■ GIVEN INSTRUCTION:
Pull out every line of the listing below word for word, leaving out the pictures.

Saved entries
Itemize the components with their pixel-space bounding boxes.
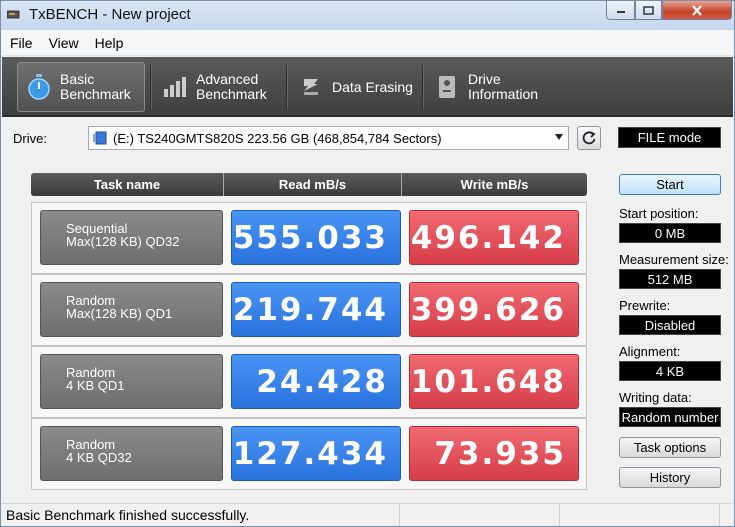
drive-label: Drive: — [13, 131, 47, 146]
task-name-button[interactable]: Sequential Max(128 KB) QD32 — [40, 210, 223, 265]
disk-icon — [93, 131, 107, 145]
prewrite-label: Prewrite: — [619, 298, 671, 313]
tab-data-erasing[interactable]: Data Erasing — [290, 62, 418, 112]
drive-select-value: (E:) TS240GMTS820S 223.56 GB (468,854,78… — [113, 130, 442, 146]
table-row: Random Max(128 KB) QD1 219.744 399.626 — [31, 274, 587, 346]
bar-chart-icon — [162, 74, 188, 100]
header-write: Write mB/s — [460, 177, 529, 192]
status-segment — [560, 504, 720, 526]
tab-advanced-line2: Benchmark — [196, 86, 267, 102]
table-row: Random 4 KB QD1 24.428 101.648 — [31, 346, 587, 418]
tab-label: Advanced Benchmark — [196, 72, 267, 102]
history-button[interactable]: History — [619, 467, 721, 488]
close-icon — [692, 4, 702, 16]
app-window: TxBENCH - New project File View Help Bas… — [0, 0, 735, 527]
minimize-icon — [616, 11, 625, 13]
start-button[interactable]: Start — [619, 174, 721, 195]
eraser-icon — [298, 74, 324, 100]
tab-basic-benchmark[interactable]: Basic Benchmark — [17, 62, 145, 112]
write-value: 399.626 — [409, 282, 579, 337]
table-row: Random 4 KB QD32 127.434 73.935 — [31, 418, 587, 490]
task-name-button[interactable]: Random Max(128 KB) QD1 — [40, 282, 223, 337]
measurement-size-label: Measurement size: — [619, 252, 729, 267]
tab-drive-line2: Information — [468, 86, 539, 102]
status-segment — [400, 504, 560, 526]
file-mode-indicator: FILE mode — [618, 127, 721, 148]
status-text: Basic Benchmark finished successfully. — [2, 504, 400, 526]
close-button[interactable] — [662, 1, 732, 20]
start-position-field[interactable]: 0 MB — [619, 223, 721, 243]
header-read: Read mB/s — [224, 173, 402, 196]
tab-basic-line2: Benchmark — [60, 86, 131, 102]
title-bar: TxBENCH - New project — [1, 1, 734, 30]
refresh-button[interactable] — [577, 126, 601, 150]
tab-separator — [422, 65, 423, 109]
tab-toolbar: Basic Benchmark Advanced Benchmark Data Er… — [2, 57, 733, 117]
task-name-line2: Max(128 KB) QD1 — [66, 306, 173, 321]
tab-erasing-label: Data Erasing — [332, 78, 413, 95]
task-name-line2: Max(128 KB) QD32 — [66, 234, 180, 249]
drive-info-icon — [434, 74, 460, 100]
results-table-header: Task name Read mB/s Write mB/s — [31, 173, 587, 196]
read-value: 24.428 — [231, 354, 401, 409]
write-value: 496.142 — [409, 210, 579, 265]
status-bar: Basic Benchmark finished successfully. — [2, 503, 733, 526]
alignment-field[interactable]: 4 KB — [619, 361, 721, 381]
refresh-icon — [582, 131, 596, 145]
tab-basic-line1: Basic — [60, 71, 95, 87]
menu-file[interactable]: File — [2, 35, 41, 51]
write-value: 101.648 — [409, 354, 579, 409]
task-name-button[interactable]: Random 4 KB QD32 — [40, 426, 223, 481]
alignment-label: Alignment: — [619, 344, 681, 359]
tab-separator — [150, 65, 151, 109]
start-position-label: Start position: — [619, 206, 699, 221]
tab-drive-information[interactable]: Drive Information — [426, 62, 556, 112]
drive-select[interactable]: (E:) TS240GMTS820S 223.56 GB (468,854,78… — [88, 126, 569, 150]
dropdown-arrow-icon — [555, 134, 563, 140]
maximize-icon — [643, 5, 654, 15]
stopwatch-icon — [26, 74, 52, 100]
write-value: 73.935 — [409, 426, 579, 481]
tab-drive-line1: Drive — [468, 71, 501, 87]
task-name-button[interactable]: Random 4 KB QD1 — [40, 354, 223, 409]
maximize-button[interactable] — [635, 1, 662, 20]
measurement-size-field[interactable]: 512 MB — [619, 269, 721, 289]
task-name-line2: 4 KB QD32 — [66, 450, 132, 465]
menu-help[interactable]: Help — [87, 35, 132, 51]
window-title: TxBENCH - New project — [29, 6, 191, 23]
read-value: 555.033 — [231, 210, 401, 265]
prewrite-field[interactable]: Disabled — [619, 315, 721, 335]
menu-view[interactable]: View — [41, 35, 87, 51]
tab-label: Drive Information — [468, 72, 538, 102]
table-row: Sequential Max(128 KB) QD32 555.033 496.1… — [31, 202, 587, 274]
header-task-name: Task name — [31, 173, 224, 196]
task-options-button[interactable]: Task options — [619, 437, 721, 458]
tab-advanced-line1: Advanced — [196, 71, 259, 87]
tab-label: Basic Benchmark — [60, 72, 131, 102]
menu-bar: File View Help — [2, 30, 733, 56]
task-name-line2: 4 KB QD1 — [66, 378, 125, 393]
read-value: 219.744 — [231, 282, 401, 337]
read-value: 127.434 — [231, 426, 401, 481]
writing-data-field[interactable]: Random number — [619, 407, 721, 427]
writing-data-label: Writing data: — [619, 390, 692, 405]
tab-advanced-benchmark[interactable]: Advanced Benchmark — [154, 62, 284, 112]
minimize-button[interactable] — [606, 1, 635, 20]
tab-separator — [286, 65, 287, 109]
app-icon — [7, 10, 20, 19]
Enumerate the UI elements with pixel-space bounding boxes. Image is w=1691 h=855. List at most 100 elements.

■ CORRECT ANSWER:
Itemize the components with their pixel-space bounding boxes.
drive-label: Drive: — [13, 131, 47, 146]
task-name-button[interactable]: Sequential Max(128 KB) QD32 — [40, 210, 223, 265]
disk-icon — [93, 131, 107, 145]
prewrite-label: Prewrite: — [619, 298, 671, 313]
tab-data-erasing[interactable]: Data Erasing — [290, 62, 418, 112]
drive-select-value: (E:) TS240GMTS820S 223.56 GB (468,854,78… — [113, 130, 442, 146]
table-row: Random Max(128 KB) QD1 219.744 399.626 — [31, 274, 587, 346]
bar-chart-icon — [162, 74, 188, 100]
header-write: Write mB/s — [460, 177, 529, 192]
status-segment — [560, 504, 720, 526]
tab-advanced-line2: Benchmark — [196, 86, 267, 102]
table-row: Random 4 KB QD1 24.428 101.648 — [31, 346, 587, 418]
tab-label: Advanced Benchmark — [196, 72, 267, 102]
history-button[interactable]: History — [619, 467, 721, 488]
close-icon — [692, 4, 702, 16]
app-window: TxBENCH - New project File View Help Bas… — [0, 0, 735, 527]
minimize-icon — [616, 11, 625, 13]
start-button[interactable]: Start — [619, 174, 721, 195]
eraser-icon — [298, 74, 324, 100]
tab-basic-benchmark[interactable]: Basic Benchmark — [17, 62, 145, 112]
write-value: 399.626 — [409, 282, 579, 337]
table-row: Random 4 KB QD32 127.434 73.935 — [31, 418, 587, 490]
task-name-button[interactable]: Random Max(128 KB) QD1 — [40, 282, 223, 337]
measurement-size-label: Measurement size: — [619, 252, 729, 267]
tab-drive-line2: Information — [468, 86, 539, 102]
status-segment — [400, 504, 560, 526]
file-mode-indicator: FILE mode — [618, 127, 721, 148]
status-text: Basic Benchmark finished successfully. — [2, 504, 400, 526]
close-button[interactable] — [662, 1, 732, 20]
start-position-field[interactable]: 0 MB — [619, 223, 721, 243]
header-read: Read mB/s — [224, 173, 402, 196]
tab-basic-line2: Benchmark — [60, 86, 131, 102]
title-bar: TxBENCH - New project — [1, 1, 734, 30]
refresh-button[interactable] — [577, 126, 601, 150]
tab-separator — [422, 65, 423, 109]
tab-toolbar: Basic Benchmark Advanced Benchmark Data Er… — [2, 57, 733, 117]
task-name-line2: Max(128 KB) QD1 — [66, 306, 173, 321]
tab-erasing-label: Data Erasing — [332, 78, 413, 95]
task-name-line2: Max(128 KB) QD32 — [66, 234, 180, 249]
drive-info-icon — [434, 74, 460, 100]
results-table-header: Task name Read mB/s Write mB/s — [31, 173, 587, 196]
read-value: 24.428 — [231, 354, 401, 409]
write-value: 496.142 — [409, 210, 579, 265]
status-bar: Basic Benchmark finished successfully. — [2, 503, 733, 526]
alignment-field[interactable]: 4 KB — [619, 361, 721, 381]
refresh-icon — [582, 131, 596, 145]
tab-basic-line1: Basic — [60, 71, 95, 87]
menu-file[interactable]: File — [2, 35, 41, 51]
write-value: 101.648 — [409, 354, 579, 409]
task-name-button[interactable]: Random 4 KB QD32 — [40, 426, 223, 481]
alignment-label: Alignment: — [619, 344, 681, 359]
tab-separator — [150, 65, 151, 109]
start-position-label: Start position: — [619, 206, 699, 221]
tab-drive-information[interactable]: Drive Information — [426, 62, 556, 112]
drive-select[interactable]: (E:) TS240GMTS820S 223.56 GB (468,854,78… — [88, 126, 569, 150]
dropdown-arrow-icon — [555, 134, 563, 140]
maximize-icon — [643, 5, 654, 15]
stopwatch-icon — [26, 74, 52, 100]
write-value: 73.935 — [409, 426, 579, 481]
tab-drive-line1: Drive — [468, 71, 501, 87]
task-name-button[interactable]: Random 4 KB QD1 — [40, 354, 223, 409]
maximize-button[interactable] — [635, 1, 662, 20]
measurement-size-field[interactable]: 512 MB — [619, 269, 721, 289]
task-name-line2: 4 KB QD32 — [66, 450, 132, 465]
menu-help[interactable]: Help — [87, 35, 132, 51]
window-title: TxBENCH - New project — [29, 6, 191, 23]
read-value: 555.033 — [231, 210, 401, 265]
prewrite-field[interactable]: Disabled — [619, 315, 721, 335]
menu-view[interactable]: View — [41, 35, 87, 51]
tab-label: Drive Information — [468, 72, 538, 102]
table-row: Sequential Max(128 KB) QD32 555.033 496.1… — [31, 202, 587, 274]
header-task-name: Task name — [31, 173, 224, 196]
task-options-button[interactable]: Task options — [619, 437, 721, 458]
tab-advanced-line1: Advanced — [196, 71, 259, 87]
tab-label: Basic Benchmark — [60, 72, 131, 102]
menu-bar: File View Help — [2, 30, 733, 56]
task-name-line2: 4 KB QD1 — [66, 378, 125, 393]
read-value: 219.744 — [231, 282, 401, 337]
read-value: 127.434 — [231, 426, 401, 481]
writing-data-field[interactable]: Random number — [619, 407, 721, 427]
writing-data-label: Writing data: — [619, 390, 692, 405]
tab-advanced-benchmark[interactable]: Advanced Benchmark — [154, 62, 284, 112]
minimize-button[interactable] — [606, 1, 635, 20]
tab-separator — [286, 65, 287, 109]
app-icon — [7, 10, 20, 19]
Enumerate the UI elements with pixel-space bounding boxes. Image is w=1691 h=855. List at most 100 elements.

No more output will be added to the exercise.